# start of Input material
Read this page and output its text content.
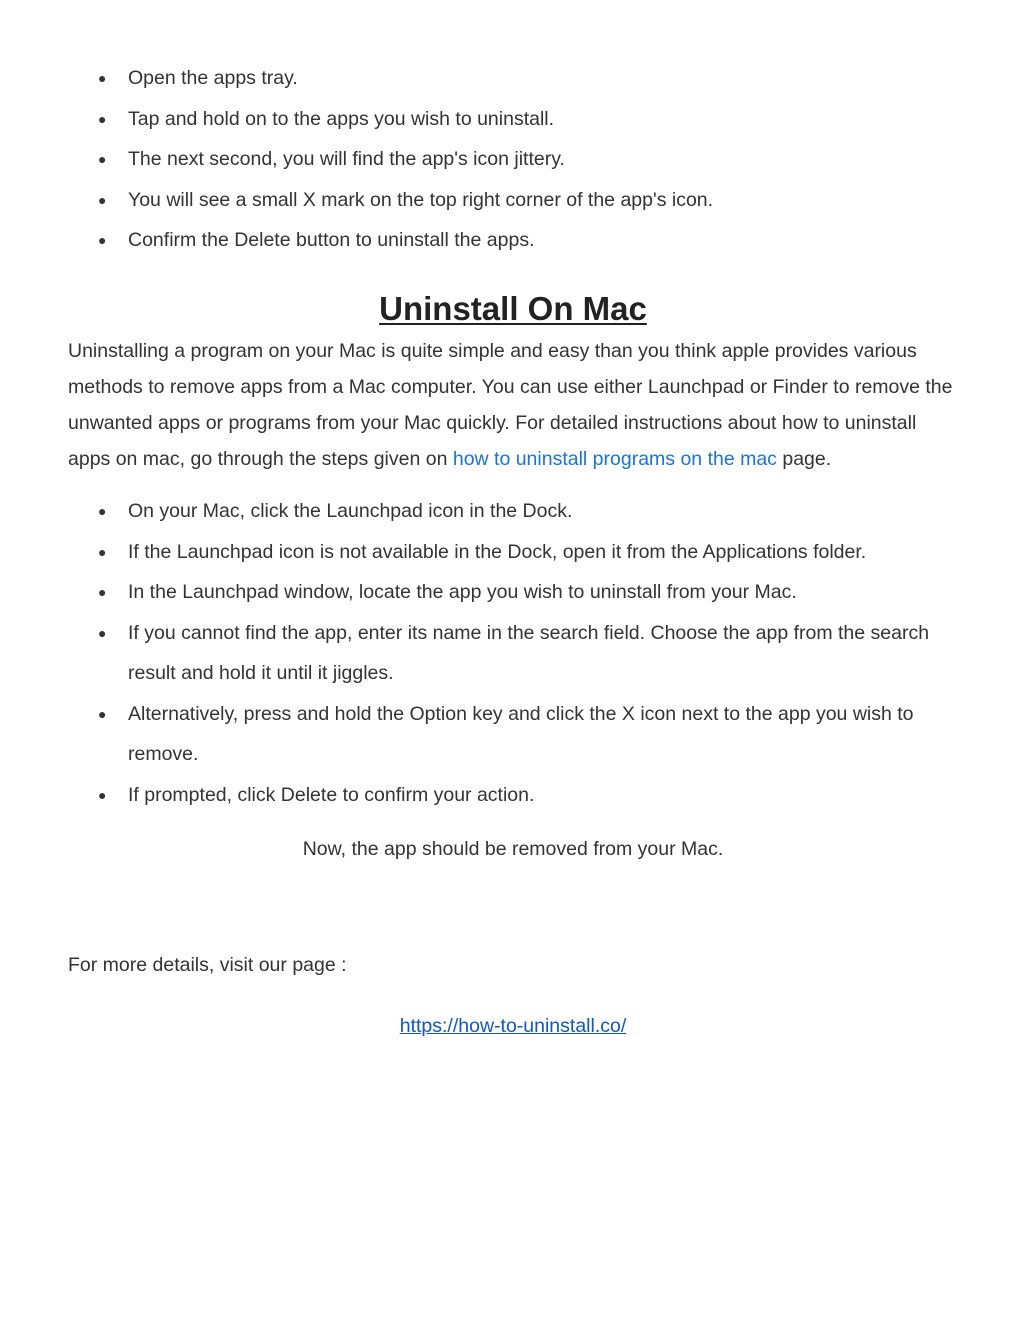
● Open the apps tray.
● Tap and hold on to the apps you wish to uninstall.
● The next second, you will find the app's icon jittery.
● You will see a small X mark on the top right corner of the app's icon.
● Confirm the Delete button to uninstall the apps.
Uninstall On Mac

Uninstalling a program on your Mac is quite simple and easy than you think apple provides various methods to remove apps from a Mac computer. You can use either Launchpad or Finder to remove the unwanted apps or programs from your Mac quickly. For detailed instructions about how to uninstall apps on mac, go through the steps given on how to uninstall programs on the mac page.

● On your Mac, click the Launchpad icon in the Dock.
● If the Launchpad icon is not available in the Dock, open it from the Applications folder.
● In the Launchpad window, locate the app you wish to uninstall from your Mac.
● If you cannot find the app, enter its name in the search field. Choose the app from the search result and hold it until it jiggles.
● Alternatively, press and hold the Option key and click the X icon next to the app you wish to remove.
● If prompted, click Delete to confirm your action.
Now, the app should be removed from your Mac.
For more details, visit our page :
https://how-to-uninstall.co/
# end of Input material
# start of Input material
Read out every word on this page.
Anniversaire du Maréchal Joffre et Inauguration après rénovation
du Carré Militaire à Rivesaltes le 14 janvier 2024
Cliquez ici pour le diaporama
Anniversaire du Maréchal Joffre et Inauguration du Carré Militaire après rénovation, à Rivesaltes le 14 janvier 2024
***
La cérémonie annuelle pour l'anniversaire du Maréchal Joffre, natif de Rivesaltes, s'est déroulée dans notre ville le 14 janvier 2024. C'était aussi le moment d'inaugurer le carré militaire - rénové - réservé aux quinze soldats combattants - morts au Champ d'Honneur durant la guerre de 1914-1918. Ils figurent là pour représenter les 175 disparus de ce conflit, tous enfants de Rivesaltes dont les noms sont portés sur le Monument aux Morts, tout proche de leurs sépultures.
# end of Input material
> Exercise aim
In the records above, collect each line with "hold".

> Output
● Tap and hold on to the apps you wish to uninstall.
● If you cannot find the app, enter its name in the search field. Choose the app from the search result and hold it until it jiggles.
● Alternatively, press and hold the Option key and click the X icon next to the app you wish to remove.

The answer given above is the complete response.